* BEGIN Data in this exercise *

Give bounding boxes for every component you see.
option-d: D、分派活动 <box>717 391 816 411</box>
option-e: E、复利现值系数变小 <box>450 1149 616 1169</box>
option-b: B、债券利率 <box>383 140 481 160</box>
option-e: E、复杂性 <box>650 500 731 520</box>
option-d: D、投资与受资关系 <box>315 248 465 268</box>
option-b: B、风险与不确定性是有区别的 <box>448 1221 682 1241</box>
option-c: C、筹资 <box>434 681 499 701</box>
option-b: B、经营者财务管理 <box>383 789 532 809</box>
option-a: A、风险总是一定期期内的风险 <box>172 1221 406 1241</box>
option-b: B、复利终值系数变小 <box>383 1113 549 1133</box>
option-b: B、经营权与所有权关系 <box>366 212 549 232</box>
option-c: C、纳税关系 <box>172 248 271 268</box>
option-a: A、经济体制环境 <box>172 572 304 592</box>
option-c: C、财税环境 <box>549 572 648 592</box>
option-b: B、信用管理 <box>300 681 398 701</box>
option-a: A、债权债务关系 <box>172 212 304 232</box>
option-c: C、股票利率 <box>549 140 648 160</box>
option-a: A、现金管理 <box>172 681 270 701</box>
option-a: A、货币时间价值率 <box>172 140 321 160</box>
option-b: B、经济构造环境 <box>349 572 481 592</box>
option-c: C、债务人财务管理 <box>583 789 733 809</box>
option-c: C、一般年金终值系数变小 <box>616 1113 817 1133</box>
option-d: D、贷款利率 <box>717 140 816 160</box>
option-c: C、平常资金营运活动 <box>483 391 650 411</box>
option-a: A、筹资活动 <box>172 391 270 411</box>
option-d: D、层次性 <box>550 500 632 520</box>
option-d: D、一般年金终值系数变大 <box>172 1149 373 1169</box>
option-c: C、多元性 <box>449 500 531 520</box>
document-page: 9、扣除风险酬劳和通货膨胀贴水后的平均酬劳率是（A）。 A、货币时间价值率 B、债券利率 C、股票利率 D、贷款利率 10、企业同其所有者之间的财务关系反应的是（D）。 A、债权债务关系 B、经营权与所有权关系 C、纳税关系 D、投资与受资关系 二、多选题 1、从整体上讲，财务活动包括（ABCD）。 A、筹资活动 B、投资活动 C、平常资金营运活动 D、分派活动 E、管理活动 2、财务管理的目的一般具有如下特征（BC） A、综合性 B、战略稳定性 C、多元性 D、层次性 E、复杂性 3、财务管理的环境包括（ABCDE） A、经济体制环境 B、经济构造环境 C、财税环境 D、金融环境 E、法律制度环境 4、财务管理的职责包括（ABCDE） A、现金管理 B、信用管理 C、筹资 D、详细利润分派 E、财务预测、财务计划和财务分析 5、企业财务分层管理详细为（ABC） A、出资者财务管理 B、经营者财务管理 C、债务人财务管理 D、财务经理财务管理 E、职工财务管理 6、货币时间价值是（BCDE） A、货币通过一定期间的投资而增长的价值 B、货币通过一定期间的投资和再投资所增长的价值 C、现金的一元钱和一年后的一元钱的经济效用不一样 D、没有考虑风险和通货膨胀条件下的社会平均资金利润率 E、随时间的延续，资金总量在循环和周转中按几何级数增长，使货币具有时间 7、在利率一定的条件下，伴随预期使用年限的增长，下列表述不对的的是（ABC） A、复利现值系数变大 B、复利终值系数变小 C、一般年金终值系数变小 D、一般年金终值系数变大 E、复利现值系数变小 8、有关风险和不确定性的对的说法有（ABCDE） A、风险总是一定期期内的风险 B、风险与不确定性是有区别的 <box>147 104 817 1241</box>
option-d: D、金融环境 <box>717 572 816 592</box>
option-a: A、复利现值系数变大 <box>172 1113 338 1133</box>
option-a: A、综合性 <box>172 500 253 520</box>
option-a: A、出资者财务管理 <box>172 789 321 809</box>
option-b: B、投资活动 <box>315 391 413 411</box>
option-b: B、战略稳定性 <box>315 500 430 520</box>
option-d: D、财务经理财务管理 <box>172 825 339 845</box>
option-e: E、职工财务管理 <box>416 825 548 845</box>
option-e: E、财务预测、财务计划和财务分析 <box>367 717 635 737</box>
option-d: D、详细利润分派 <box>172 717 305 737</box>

* END Data in this exercise *

◆ Problem requirements: How many lines in the entries above contain the string "风险总是一定期期内的风险"? Case counts; reply with the number only.

◆ Correct output: 2